**To do:**
Count the lines below that include the word "atoms" and write that number alone.

**Stored rows:**

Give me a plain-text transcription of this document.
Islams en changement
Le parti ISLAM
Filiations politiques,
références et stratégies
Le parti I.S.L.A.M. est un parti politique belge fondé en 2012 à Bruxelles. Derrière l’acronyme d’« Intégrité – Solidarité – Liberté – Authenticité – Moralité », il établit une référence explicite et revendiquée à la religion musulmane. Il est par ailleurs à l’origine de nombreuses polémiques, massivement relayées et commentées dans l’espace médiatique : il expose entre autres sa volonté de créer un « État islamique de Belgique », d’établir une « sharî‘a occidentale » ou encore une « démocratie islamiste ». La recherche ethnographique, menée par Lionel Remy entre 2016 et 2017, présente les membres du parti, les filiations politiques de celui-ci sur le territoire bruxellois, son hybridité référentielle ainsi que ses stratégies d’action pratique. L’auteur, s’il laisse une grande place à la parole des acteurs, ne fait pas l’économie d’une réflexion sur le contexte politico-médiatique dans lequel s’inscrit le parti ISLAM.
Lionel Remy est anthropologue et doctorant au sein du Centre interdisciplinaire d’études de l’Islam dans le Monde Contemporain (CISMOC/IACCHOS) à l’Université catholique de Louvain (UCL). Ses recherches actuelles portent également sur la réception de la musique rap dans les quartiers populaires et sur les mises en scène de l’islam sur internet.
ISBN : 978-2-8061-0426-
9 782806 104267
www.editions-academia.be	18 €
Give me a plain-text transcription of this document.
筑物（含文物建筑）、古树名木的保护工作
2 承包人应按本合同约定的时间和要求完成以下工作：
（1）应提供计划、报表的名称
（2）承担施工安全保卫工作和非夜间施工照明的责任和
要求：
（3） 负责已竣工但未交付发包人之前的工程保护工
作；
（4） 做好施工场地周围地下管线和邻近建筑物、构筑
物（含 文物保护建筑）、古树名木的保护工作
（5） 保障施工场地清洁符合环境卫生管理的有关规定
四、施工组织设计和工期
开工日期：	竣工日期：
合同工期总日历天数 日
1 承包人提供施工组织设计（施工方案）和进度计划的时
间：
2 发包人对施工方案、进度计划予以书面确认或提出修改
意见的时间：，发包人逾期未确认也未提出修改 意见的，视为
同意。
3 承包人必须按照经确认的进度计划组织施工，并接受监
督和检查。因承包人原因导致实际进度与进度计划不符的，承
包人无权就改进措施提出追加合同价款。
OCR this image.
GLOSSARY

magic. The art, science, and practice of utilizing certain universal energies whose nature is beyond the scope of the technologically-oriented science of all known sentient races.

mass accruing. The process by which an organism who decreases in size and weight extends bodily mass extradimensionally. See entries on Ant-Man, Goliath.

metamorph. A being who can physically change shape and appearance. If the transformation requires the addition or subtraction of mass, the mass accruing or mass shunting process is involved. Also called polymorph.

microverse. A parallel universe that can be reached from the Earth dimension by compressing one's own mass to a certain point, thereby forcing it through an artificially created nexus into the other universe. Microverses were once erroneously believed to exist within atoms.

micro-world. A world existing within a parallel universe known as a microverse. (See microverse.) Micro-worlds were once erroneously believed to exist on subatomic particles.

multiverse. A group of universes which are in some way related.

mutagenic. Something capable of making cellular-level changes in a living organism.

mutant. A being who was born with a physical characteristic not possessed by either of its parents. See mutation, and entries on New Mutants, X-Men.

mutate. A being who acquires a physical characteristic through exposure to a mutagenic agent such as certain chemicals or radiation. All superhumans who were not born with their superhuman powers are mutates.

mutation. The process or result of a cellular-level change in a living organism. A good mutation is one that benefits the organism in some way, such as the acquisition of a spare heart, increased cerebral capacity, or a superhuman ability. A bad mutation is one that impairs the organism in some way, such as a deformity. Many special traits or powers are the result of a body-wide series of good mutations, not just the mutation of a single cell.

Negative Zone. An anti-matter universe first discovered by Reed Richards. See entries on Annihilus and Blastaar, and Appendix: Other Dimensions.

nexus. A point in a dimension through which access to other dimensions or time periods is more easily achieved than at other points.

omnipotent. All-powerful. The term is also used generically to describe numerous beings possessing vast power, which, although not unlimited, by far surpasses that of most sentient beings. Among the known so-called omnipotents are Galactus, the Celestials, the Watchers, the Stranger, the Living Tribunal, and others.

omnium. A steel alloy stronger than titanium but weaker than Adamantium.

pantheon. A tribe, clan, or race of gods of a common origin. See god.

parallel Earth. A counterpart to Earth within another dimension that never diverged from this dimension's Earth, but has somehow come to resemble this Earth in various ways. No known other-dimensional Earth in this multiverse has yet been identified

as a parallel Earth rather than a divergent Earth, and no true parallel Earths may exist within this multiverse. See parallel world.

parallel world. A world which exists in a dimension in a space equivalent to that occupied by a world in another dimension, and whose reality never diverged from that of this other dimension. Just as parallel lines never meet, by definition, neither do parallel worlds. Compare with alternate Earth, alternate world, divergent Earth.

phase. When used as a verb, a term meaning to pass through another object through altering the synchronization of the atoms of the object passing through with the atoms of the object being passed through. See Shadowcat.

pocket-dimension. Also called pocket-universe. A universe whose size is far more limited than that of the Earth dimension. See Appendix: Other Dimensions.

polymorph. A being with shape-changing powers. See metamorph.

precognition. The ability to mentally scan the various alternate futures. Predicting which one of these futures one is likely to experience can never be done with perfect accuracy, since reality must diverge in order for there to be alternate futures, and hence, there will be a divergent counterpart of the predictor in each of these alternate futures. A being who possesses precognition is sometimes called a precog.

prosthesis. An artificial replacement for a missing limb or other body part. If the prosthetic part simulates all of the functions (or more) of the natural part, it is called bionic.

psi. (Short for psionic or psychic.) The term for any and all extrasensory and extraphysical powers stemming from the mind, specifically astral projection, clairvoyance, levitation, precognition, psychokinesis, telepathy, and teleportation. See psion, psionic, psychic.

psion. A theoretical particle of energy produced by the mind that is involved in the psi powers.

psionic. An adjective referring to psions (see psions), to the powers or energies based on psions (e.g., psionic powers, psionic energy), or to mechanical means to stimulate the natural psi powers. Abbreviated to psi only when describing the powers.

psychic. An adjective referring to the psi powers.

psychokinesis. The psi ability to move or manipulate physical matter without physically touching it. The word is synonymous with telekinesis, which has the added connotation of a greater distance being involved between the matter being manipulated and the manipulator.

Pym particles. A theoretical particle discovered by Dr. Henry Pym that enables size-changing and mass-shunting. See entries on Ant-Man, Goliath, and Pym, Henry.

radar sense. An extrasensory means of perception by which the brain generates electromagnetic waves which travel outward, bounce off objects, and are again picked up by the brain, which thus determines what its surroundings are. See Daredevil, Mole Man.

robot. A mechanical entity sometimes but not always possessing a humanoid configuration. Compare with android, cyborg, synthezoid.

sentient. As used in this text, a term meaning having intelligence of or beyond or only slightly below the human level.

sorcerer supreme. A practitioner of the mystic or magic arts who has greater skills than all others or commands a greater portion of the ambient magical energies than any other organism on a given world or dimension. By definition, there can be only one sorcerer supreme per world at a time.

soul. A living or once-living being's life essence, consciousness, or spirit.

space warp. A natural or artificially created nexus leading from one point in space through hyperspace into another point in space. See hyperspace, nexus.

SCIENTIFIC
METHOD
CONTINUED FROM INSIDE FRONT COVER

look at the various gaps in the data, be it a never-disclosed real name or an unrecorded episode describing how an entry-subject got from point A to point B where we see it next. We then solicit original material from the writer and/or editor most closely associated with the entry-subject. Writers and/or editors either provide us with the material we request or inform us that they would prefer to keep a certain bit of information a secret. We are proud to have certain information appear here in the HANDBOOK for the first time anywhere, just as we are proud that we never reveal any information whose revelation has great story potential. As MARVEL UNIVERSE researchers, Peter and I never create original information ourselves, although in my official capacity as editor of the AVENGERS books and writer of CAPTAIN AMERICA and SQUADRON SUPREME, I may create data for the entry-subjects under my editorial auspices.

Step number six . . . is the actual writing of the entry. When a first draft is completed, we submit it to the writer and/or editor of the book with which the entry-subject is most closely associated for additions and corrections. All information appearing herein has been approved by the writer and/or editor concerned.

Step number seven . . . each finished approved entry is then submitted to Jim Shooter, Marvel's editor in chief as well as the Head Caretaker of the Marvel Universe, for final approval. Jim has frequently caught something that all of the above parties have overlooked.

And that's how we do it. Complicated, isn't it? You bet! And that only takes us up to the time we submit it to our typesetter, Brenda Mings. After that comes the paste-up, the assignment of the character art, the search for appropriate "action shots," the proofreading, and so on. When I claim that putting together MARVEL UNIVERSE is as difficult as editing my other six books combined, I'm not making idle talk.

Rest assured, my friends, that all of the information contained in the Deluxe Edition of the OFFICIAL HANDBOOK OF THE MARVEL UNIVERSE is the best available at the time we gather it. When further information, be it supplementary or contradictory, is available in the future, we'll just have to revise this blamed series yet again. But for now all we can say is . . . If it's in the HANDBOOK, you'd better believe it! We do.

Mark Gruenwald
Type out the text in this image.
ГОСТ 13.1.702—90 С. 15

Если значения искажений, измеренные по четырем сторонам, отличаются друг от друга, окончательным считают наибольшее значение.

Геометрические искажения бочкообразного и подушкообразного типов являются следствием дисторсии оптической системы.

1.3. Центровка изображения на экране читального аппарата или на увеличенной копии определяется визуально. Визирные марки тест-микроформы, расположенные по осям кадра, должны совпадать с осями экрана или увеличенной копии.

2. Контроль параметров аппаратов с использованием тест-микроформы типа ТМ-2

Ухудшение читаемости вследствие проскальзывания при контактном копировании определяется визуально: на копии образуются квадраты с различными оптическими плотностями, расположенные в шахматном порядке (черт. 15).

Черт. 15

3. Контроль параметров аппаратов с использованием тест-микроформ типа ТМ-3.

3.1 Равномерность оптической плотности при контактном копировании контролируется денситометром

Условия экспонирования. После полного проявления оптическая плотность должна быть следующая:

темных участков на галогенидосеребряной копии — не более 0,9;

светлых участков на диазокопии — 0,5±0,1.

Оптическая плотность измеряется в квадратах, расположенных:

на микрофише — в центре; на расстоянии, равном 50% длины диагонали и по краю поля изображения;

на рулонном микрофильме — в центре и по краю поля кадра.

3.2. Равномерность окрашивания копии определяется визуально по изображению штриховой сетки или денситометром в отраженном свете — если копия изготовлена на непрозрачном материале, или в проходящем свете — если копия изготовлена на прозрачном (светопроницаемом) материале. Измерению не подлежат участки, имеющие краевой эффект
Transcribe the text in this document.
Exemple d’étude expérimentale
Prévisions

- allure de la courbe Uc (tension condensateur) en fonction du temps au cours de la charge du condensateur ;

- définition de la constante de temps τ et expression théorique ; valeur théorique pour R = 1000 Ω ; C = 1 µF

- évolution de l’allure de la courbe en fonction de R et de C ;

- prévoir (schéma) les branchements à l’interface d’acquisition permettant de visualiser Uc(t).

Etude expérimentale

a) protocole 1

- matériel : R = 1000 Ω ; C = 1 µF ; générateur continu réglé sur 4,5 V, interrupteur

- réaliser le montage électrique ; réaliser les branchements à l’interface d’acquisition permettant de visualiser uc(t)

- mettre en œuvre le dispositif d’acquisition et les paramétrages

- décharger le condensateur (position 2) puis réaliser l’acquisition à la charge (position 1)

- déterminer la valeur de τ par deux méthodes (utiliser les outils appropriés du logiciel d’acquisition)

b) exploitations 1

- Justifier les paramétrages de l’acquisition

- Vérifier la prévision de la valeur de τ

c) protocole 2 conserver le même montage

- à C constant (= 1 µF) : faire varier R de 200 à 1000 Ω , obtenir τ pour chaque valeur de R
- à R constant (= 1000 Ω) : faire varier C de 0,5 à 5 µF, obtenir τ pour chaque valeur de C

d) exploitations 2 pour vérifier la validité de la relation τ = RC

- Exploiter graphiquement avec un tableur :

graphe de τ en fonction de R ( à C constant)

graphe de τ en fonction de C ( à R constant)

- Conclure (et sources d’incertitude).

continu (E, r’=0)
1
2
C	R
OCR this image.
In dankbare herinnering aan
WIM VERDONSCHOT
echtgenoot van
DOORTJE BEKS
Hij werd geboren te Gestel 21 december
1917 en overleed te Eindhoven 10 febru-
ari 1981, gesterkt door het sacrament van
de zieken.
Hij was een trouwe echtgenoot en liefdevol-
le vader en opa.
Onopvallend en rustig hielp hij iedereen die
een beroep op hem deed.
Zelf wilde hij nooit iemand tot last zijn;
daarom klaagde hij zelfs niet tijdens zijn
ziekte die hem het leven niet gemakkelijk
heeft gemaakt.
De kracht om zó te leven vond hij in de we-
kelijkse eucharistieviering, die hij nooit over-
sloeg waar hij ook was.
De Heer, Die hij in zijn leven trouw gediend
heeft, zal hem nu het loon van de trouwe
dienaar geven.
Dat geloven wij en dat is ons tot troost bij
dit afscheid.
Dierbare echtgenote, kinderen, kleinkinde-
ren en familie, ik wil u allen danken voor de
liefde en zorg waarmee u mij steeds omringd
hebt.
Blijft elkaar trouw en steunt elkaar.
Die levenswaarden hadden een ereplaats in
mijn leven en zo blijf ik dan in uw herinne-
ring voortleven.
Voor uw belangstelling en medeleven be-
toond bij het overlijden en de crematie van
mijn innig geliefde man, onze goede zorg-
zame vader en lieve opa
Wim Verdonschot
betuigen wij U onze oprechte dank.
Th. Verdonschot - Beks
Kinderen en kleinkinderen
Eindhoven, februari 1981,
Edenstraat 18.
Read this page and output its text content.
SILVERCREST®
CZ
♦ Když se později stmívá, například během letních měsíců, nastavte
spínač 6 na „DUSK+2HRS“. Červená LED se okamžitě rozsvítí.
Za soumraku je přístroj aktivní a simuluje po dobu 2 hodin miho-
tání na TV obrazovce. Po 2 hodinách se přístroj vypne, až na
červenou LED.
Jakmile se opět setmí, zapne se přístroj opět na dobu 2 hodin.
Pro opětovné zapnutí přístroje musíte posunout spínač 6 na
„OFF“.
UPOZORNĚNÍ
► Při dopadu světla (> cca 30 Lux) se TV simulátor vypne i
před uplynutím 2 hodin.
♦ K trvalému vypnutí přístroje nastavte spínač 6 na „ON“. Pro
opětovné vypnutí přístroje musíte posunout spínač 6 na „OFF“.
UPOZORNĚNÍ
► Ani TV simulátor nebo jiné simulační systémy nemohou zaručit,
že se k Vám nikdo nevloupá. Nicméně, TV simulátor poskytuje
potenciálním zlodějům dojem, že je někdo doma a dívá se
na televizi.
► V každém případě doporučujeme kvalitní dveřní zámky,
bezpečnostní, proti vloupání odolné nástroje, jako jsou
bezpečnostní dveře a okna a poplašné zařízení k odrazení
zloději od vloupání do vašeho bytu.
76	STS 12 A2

**Task response:**
2